» **GIVEN DATA**:

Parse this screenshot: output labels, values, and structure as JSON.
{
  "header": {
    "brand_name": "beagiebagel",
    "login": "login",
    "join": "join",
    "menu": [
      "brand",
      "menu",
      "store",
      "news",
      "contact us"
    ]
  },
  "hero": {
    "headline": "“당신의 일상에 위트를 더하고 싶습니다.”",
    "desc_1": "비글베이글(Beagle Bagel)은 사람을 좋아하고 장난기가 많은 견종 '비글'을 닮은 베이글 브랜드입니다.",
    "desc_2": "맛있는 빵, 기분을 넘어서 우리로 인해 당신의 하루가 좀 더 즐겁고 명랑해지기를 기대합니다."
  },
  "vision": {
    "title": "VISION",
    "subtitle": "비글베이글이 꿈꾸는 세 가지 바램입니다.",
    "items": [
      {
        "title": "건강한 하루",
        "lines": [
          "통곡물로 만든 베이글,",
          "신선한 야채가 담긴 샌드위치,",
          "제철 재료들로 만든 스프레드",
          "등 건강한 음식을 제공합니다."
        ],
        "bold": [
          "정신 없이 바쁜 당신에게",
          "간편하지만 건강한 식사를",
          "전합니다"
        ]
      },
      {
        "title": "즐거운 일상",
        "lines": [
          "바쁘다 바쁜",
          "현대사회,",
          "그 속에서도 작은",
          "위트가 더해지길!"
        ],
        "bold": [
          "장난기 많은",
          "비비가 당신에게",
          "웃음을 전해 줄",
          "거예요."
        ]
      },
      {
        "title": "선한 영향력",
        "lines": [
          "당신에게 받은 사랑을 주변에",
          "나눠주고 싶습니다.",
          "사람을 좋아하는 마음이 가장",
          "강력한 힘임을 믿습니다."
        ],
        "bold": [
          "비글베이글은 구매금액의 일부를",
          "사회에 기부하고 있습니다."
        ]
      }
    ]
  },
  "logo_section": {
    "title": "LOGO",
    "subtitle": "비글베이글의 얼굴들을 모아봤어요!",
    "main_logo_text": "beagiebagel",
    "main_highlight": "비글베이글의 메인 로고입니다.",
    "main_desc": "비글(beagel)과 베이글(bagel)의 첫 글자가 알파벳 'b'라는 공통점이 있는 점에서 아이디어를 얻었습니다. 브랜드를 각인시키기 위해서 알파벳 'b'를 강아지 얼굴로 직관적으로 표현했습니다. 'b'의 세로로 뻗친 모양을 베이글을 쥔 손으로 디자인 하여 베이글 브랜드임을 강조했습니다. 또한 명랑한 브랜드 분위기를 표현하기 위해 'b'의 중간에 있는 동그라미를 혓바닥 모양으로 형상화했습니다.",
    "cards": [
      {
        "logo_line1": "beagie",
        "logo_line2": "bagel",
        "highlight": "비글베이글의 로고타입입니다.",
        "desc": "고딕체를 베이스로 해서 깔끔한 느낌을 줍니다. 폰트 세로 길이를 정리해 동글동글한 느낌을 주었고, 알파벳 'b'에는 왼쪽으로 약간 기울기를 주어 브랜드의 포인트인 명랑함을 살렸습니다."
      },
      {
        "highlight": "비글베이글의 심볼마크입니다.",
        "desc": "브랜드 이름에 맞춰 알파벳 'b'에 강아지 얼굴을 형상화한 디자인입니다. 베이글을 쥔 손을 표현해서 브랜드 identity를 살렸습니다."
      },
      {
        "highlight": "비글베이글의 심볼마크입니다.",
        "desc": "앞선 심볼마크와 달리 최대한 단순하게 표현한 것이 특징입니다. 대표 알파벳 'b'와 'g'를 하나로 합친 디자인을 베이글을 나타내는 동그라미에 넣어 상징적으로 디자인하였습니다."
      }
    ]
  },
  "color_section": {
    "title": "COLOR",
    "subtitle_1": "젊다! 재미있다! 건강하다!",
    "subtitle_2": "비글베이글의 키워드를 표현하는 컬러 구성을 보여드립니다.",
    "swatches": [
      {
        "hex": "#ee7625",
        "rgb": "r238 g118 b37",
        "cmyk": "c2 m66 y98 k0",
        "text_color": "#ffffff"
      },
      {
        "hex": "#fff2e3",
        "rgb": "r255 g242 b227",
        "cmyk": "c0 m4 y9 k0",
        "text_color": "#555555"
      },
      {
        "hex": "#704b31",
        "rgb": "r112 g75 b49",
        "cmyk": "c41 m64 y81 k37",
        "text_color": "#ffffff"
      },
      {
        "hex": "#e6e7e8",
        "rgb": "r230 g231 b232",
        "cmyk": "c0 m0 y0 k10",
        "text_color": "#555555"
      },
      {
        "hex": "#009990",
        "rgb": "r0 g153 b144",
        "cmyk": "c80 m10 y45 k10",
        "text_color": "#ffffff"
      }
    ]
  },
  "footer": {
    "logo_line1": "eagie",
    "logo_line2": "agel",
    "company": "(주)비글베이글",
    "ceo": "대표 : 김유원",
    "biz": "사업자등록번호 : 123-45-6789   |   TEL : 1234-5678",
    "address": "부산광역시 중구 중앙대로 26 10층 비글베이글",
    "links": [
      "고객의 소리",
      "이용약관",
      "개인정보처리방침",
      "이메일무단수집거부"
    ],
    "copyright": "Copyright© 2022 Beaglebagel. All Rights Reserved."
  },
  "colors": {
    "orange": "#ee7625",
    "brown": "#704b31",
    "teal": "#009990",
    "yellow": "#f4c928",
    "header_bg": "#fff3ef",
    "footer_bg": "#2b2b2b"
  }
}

» **EXERCISE GOAL**: Exactly as written, please output every entry.

» **WORKED SOLUTION**:
Parse this screenshot: output labels, values, and structure as JSON.
{
  "header": {
    "brand_name": "beagiebagel",
    "login": "login",
    "join": "join",
    "menu": [
      "brand",
      "menu",
      "store",
      "news",
      "contact us"
    ]
  },
  "hero": {
    "headline": "“당신의 일상에 위트를 더하고 싶습니다.”",
    "desc_1": "비글베이글(Beagle Bagel)은 사람을 좋아하고 장난기가 많은 견종 '비글'을 닮은 베이글 브랜드입니다.",
    "desc_2": "맛있는 빵, 기분을 넘어서 우리로 인해 당신의 하루가 좀 더 즐겁고 명랑해지기를 기대합니다."
  },
  "vision": {
    "title": "VISION",
    "subtitle": "비글베이글이 꿈꾸는 세 가지 바램입니다.",
    "items": [
      {
        "title": "건강한 하루",
        "lines": [
          "통곡물로 만든 베이글,",
          "신선한 야채가 담긴 샌드위치,",
          "제철 재료들로 만든 스프레드",
          "등 건강한 음식을 제공합니다."
        ],
        "bold": [
          "정신 없이 바쁜 당신에게",
          "간편하지만 건강한 식사를",
          "전합니다"
        ]
      },
      {
        "title": "즐거운 일상",
        "lines": [
          "바쁘다 바쁜",
          "현대사회,",
          "그 속에서도 작은",
          "위트가 더해지길!"
        ],
        "bold": [
          "장난기 많은",
          "비비가 당신에게",
          "웃음을 전해 줄",
          "거예요."
        ]
      },
      {
        "title": "선한 영향력",
        "lines": [
          "당신에게 받은 사랑을 주변에",
          "나눠주고 싶습니다.",
          "사람을 좋아하는 마음이 가장",
          "강력한 힘임을 믿습니다."
        ],
        "bold": [
          "비글베이글은 구매금액의 일부를",
          "사회에 기부하고 있습니다."
        ]
      }
    ]
  },
  "logo_section": {
    "title": "LOGO",
    "subtitle": "비글베이글의 얼굴들을 모아봤어요!",
    "main_logo_text": "beagiebagel",
    "main_highlight": "비글베이글의 메인 로고입니다.",
    "main_desc": "비글(beagel)과 베이글(bagel)의 첫 글자가 알파벳 'b'라는 공통점이 있는 점에서 아이디어를 얻었습니다. 브랜드를 각인시키기 위해서 알파벳 'b'를 강아지 얼굴로 직관적으로 표현했습니다. 'b'의 세로로 뻗친 모양을 베이글을 쥔 손으로 디자인 하여 베이글 브랜드임을 강조했습니다. 또한 명랑한 브랜드 분위기를 표현하기 위해 'b'의 중간에 있는 동그라미를 혓바닥 모양으로 형상화했습니다.",
    "cards": [
      {
        "logo_line1": "beagie",
        "logo_line2": "bagel",
        "highlight": "비글베이글의 로고타입입니다.",
        "desc": "고딕체를 베이스로 해서 깔끔한 느낌을 줍니다. 폰트 세로 길이를 정리해 동글동글한 느낌을 주었고, 알파벳 'b'에는 왼쪽으로 약간 기울기를 주어 브랜드의 포인트인 명랑함을 살렸습니다."
      },
      {
        "highlight": "비글베이글의 심볼마크입니다.",
        "desc": "브랜드 이름에 맞춰 알파벳 'b'에 강아지 얼굴을 형상화한 디자인입니다. 베이글을 쥔 손을 표현해서 브랜드 identity를 살렸습니다."
      },
      {
        "highlight": "비글베이글의 심볼마크입니다.",
        "desc": "앞선 심볼마크와 달리 최대한 단순하게 표현한 것이 특징입니다. 대표 알파벳 'b'와 'g'를 하나로 합친 디자인을 베이글을 나타내는 동그라미에 넣어 상징적으로 디자인하였습니다."
      }
    ]
  },
  "color_section": {
    "title": "COLOR",
    "subtitle_1": "젊다! 재미있다! 건강하다!",
    "subtitle_2": "비글베이글의 키워드를 표현하는 컬러 구성을 보여드립니다.",
    "swatches": [
      {
        "hex": "#ee7625",
        "rgb": "r238 g118 b37",
        "cmyk": "c2 m66 y98 k0",
        "text_color": "#ffffff"
      },
      {
        "hex": "#fff2e3",
        "rgb": "r255 g242 b227",
        "cmyk": "c0 m4 y9 k0",
        "text_color": "#555555"
      },
      {
        "hex": "#704b31",
        "rgb": "r112 g75 b49",
        "cmyk": "c41 m64 y81 k37",
        "text_color": "#ffffff"
      },
      {
        "hex": "#e6e7e8",
        "rgb": "r230 g231 b232",
        "cmyk": "c0 m0 y0 k10",
        "text_color": "#555555"
      },
      {
        "hex": "#009990",
        "rgb": "r0 g153 b144",
        "cmyk": "c80 m10 y45 k10",
        "text_color": "#ffffff"
      }
    ]
  },
  "footer": {
    "logo_line1": "eagie",
    "logo_line2": "agel",
    "company": "(주)비글베이글",
    "ceo": "대표 : 김유원",
    "biz": "사업자등록번호 : 123-45-6789   |   TEL : 1234-5678",
    "address": "부산광역시 중구 중앙대로 26 10층 비글베이글",
    "links": [
      "고객의 소리",
      "이용약관",
      "개인정보처리방침",
      "이메일무단수집거부"
    ],
    "copyright": "Copyright© 2022 Beaglebagel. All Rights Reserved."
  },
  "colors": {
    "orange": "#ee7625",
    "brown": "#704b31",
    "teal": "#009990",
    "yellow": "#f4c928",
    "header_bg": "#fff3ef",
    "footer_bg": "#2b2b2b"
  }
}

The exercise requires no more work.